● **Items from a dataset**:
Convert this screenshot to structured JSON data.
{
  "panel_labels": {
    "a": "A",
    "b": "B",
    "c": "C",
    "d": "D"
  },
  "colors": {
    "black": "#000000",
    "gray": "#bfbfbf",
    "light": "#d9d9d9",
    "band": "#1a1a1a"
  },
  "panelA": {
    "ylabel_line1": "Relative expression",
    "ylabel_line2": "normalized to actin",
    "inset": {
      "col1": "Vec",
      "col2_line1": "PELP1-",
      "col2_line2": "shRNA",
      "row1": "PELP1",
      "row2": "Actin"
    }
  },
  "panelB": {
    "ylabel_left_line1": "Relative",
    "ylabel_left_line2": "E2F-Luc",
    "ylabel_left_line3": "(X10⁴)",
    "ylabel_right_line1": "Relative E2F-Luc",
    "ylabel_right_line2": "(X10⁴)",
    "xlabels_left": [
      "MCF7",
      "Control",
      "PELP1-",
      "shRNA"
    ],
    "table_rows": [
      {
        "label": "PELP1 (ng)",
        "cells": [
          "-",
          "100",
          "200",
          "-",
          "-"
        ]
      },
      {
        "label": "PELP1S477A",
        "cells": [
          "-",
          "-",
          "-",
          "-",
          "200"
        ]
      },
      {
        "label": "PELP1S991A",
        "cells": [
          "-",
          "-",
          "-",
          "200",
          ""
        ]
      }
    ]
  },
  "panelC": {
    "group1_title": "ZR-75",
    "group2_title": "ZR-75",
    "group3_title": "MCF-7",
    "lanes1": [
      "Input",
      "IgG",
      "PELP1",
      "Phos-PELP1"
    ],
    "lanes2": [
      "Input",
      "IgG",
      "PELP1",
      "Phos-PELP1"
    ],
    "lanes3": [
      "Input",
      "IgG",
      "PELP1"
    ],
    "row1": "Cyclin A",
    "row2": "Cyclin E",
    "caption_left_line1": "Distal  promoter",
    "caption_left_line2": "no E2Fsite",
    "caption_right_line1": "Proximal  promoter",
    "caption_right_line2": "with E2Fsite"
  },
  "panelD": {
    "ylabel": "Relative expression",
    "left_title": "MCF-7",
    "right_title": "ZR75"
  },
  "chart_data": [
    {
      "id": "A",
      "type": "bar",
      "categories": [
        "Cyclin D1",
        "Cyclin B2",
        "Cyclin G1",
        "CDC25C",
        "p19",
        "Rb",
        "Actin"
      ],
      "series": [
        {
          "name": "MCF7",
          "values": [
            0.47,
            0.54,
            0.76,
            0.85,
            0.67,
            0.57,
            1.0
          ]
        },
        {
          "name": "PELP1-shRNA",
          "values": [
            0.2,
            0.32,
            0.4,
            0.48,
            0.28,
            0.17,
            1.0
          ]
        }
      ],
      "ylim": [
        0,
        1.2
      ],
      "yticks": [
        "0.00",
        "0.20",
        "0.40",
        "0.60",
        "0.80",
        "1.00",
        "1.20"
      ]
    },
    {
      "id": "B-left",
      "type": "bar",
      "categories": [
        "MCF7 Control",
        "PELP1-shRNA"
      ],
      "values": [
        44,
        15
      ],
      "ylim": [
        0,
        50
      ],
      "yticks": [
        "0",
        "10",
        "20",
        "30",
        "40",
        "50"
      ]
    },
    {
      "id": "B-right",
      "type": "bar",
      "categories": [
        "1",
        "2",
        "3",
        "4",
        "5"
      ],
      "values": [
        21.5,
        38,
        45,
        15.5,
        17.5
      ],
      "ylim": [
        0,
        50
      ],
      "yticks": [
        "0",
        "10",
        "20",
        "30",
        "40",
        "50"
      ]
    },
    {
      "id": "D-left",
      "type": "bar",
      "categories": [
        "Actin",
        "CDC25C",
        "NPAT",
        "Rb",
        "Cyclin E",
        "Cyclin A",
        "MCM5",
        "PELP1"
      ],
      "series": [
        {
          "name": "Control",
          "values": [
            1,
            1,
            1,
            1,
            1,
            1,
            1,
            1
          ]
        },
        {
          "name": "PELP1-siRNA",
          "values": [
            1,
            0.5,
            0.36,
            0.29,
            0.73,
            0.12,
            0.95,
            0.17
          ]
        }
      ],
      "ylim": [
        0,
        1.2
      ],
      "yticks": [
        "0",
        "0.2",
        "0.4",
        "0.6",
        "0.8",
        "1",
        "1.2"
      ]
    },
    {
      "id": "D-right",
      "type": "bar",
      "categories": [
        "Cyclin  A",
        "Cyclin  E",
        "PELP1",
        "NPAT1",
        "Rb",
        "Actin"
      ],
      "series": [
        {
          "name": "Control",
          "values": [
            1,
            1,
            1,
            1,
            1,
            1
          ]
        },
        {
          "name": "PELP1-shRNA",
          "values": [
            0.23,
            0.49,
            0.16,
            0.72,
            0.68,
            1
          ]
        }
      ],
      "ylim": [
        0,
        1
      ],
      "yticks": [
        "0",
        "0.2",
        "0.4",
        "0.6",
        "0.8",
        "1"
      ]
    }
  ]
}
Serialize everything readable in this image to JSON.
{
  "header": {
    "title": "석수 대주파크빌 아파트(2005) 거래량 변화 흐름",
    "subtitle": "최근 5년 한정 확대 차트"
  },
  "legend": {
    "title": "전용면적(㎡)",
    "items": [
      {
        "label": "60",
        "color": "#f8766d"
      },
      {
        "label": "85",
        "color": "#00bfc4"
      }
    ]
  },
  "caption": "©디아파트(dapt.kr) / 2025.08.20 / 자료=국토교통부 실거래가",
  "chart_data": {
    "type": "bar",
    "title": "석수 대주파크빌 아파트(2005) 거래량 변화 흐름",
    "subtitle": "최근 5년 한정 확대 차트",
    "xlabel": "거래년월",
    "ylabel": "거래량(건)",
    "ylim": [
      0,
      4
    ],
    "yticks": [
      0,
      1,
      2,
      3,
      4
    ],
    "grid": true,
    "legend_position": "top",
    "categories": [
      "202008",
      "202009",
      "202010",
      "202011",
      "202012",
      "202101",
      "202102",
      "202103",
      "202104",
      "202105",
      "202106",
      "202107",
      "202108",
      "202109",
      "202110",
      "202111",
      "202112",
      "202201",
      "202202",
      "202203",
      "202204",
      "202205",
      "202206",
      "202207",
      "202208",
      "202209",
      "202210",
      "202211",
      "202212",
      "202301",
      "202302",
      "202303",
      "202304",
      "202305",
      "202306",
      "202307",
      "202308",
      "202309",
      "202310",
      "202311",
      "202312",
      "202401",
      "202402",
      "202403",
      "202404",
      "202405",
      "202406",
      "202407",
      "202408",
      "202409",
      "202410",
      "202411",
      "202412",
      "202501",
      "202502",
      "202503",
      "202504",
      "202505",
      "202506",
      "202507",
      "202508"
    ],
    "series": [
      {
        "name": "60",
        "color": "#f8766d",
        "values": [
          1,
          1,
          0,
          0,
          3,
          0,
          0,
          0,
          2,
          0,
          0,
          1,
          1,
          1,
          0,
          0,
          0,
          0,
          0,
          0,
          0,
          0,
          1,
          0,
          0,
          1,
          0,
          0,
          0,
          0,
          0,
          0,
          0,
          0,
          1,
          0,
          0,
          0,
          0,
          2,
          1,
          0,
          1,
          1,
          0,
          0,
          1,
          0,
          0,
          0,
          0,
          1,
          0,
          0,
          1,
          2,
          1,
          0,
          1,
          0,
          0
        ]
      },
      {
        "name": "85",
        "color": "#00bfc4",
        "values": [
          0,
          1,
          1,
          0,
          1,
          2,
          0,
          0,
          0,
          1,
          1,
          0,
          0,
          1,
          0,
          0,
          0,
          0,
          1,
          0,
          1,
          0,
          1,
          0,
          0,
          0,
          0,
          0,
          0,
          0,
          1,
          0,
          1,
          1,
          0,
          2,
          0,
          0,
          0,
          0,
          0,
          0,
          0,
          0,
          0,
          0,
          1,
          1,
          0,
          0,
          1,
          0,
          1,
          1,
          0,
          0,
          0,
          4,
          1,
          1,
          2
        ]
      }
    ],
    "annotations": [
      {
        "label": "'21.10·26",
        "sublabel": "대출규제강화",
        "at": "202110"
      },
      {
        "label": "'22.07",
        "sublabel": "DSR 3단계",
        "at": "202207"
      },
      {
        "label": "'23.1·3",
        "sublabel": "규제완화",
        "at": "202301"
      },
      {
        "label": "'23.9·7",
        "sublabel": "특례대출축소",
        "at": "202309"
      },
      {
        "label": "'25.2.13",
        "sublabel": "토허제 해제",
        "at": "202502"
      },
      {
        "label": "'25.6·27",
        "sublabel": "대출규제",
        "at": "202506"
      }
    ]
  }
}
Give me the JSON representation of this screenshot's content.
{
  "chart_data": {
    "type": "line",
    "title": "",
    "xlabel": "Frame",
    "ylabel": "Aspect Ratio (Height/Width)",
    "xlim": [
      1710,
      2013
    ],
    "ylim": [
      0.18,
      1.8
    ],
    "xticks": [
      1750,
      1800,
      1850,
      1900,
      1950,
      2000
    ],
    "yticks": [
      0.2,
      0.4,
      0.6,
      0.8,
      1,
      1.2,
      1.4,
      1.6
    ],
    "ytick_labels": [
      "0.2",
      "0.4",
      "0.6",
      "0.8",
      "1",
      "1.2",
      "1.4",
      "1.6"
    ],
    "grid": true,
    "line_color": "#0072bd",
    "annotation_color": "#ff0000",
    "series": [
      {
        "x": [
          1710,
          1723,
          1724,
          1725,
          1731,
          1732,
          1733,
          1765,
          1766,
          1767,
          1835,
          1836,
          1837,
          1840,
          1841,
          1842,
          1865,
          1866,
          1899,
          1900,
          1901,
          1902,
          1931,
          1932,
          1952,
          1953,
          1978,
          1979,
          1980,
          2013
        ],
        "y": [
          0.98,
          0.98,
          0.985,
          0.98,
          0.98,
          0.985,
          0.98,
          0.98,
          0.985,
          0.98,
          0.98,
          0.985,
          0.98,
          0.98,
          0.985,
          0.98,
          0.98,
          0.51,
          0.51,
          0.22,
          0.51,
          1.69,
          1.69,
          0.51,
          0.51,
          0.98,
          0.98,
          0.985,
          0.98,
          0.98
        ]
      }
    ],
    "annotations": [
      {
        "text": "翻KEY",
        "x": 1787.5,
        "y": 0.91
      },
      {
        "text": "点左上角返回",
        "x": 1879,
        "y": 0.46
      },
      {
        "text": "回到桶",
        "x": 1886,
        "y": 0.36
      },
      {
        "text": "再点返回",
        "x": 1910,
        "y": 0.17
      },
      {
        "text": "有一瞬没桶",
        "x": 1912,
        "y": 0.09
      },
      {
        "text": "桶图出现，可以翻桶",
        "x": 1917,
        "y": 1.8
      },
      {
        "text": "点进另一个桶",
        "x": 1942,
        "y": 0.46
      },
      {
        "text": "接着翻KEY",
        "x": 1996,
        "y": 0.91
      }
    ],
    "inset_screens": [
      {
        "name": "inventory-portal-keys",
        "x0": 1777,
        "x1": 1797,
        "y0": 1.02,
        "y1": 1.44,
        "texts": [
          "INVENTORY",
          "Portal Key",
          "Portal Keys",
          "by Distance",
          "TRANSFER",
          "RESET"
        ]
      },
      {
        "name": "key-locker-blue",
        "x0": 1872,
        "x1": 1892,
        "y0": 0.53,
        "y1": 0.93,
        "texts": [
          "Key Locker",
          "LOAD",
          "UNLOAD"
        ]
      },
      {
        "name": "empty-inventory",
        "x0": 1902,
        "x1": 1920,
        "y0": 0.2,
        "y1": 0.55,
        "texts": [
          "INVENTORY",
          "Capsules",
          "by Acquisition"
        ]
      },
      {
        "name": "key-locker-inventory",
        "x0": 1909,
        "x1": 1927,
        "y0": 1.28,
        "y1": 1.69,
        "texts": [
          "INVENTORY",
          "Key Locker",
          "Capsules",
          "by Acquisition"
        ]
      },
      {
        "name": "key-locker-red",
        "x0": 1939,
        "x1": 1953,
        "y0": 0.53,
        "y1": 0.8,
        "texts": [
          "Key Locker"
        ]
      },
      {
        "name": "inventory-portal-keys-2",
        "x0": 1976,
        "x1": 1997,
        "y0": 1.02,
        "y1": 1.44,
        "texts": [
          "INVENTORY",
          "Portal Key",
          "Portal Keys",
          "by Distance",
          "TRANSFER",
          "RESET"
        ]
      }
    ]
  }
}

● **DIRECTIONS FOR THIS TASK**:
Note how many lines of the material contain the string "promoter". Then report that number by itself.

● **RESPONSE TO THE TASK**:
2